Problem to solve
For each line of the data below that holds "this", copy the line.
↓↓↓
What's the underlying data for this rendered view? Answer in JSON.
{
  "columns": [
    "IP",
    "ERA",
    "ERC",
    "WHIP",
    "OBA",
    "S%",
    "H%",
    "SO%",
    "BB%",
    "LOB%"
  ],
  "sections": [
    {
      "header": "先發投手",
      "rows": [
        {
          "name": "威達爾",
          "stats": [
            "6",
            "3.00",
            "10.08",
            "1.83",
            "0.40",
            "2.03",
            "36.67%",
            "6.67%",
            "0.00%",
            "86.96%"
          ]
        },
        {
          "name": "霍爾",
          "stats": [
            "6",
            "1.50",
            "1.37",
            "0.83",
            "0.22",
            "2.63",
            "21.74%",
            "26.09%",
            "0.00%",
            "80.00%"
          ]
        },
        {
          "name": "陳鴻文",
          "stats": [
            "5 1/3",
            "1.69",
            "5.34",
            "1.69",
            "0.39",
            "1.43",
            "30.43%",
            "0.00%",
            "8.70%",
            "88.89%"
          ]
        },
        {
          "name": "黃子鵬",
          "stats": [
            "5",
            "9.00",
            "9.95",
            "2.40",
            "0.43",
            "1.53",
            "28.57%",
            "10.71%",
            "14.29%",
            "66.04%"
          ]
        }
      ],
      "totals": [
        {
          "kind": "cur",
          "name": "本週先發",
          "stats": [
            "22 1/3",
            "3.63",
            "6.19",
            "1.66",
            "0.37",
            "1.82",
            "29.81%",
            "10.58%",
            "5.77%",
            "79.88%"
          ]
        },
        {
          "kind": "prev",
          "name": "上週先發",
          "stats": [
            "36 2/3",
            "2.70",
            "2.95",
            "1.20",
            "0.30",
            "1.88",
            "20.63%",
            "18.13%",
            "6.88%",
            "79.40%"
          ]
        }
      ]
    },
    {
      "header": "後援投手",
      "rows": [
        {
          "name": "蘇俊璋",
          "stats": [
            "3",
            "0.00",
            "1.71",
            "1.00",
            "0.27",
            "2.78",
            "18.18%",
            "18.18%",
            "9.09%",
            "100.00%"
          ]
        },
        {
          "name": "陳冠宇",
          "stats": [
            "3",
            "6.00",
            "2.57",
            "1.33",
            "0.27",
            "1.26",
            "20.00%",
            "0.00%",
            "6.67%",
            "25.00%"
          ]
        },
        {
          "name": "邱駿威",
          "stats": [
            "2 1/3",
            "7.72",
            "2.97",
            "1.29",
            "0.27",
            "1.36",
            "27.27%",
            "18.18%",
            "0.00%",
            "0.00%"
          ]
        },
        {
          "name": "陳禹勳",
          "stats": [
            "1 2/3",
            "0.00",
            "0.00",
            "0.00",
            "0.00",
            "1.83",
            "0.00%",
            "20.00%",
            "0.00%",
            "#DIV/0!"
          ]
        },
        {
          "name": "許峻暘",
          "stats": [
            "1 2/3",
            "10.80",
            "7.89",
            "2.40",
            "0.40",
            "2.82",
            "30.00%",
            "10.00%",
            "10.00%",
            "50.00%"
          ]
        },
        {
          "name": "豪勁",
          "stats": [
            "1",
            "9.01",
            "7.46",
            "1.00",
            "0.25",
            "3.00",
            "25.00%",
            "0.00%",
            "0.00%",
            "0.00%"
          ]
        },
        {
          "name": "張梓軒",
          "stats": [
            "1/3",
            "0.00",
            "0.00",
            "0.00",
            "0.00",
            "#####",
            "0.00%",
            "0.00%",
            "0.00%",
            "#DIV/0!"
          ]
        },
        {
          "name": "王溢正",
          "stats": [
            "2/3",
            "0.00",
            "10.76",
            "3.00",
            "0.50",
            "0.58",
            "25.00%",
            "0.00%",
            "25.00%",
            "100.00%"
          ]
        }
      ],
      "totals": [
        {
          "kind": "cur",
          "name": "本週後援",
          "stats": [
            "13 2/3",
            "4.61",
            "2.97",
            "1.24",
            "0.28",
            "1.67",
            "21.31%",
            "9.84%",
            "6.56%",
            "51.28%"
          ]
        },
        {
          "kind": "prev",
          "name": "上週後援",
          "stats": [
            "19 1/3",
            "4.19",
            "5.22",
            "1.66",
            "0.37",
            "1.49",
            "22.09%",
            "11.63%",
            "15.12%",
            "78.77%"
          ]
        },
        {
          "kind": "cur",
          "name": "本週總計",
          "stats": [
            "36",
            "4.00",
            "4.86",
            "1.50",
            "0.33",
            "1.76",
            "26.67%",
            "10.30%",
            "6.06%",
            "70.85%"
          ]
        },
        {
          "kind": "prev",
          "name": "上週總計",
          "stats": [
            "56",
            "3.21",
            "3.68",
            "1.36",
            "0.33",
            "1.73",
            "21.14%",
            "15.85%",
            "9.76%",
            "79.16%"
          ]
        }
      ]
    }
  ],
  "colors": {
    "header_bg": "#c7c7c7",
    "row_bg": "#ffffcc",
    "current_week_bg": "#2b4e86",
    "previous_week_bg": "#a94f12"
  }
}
↑↑↑
↓↓↓
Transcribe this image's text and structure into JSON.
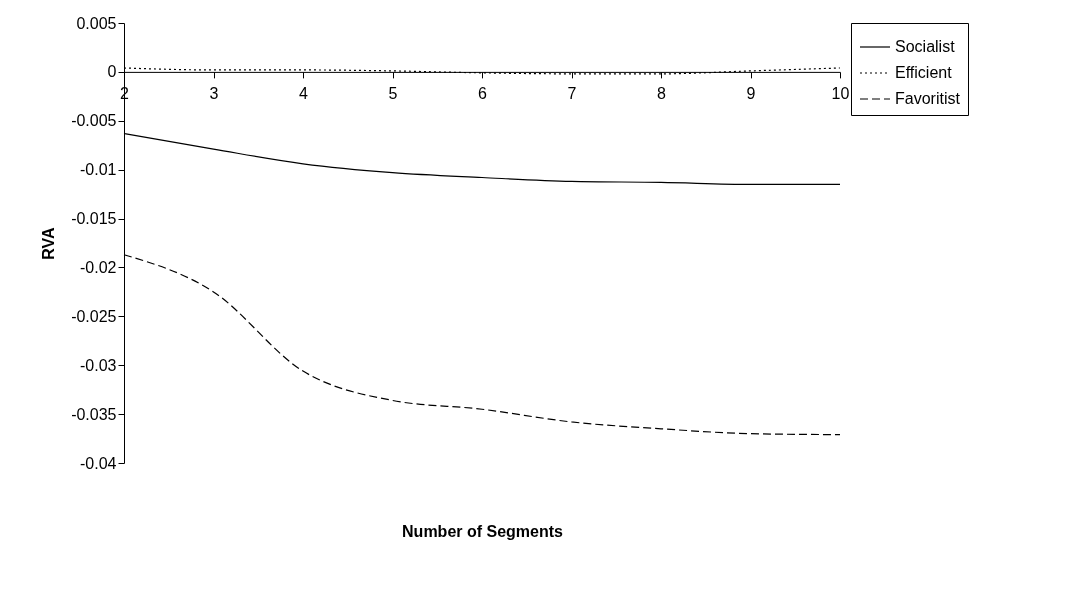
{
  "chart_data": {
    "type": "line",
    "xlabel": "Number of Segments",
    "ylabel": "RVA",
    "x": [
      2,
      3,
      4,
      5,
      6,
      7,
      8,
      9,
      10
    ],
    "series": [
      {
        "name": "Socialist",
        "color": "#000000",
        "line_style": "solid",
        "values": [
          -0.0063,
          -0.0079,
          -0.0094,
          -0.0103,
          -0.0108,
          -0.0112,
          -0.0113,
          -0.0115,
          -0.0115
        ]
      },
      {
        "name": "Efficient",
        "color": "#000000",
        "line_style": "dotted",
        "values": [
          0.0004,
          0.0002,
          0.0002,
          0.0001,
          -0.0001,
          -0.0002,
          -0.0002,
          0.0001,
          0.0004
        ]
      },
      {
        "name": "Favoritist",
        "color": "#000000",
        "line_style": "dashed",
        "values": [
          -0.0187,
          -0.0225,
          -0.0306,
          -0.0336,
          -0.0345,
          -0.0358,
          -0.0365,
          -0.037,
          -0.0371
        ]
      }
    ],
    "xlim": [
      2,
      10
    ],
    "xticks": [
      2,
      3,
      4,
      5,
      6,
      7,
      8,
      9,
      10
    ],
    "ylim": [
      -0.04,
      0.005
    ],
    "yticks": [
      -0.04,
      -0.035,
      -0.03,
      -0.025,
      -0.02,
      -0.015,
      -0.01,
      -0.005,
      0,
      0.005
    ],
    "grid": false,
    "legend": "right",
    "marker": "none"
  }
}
↑↑↑
Result
What's the underlying data for this rendered view? Answer in JSON.
Transcribe this image's text and structure into JSON.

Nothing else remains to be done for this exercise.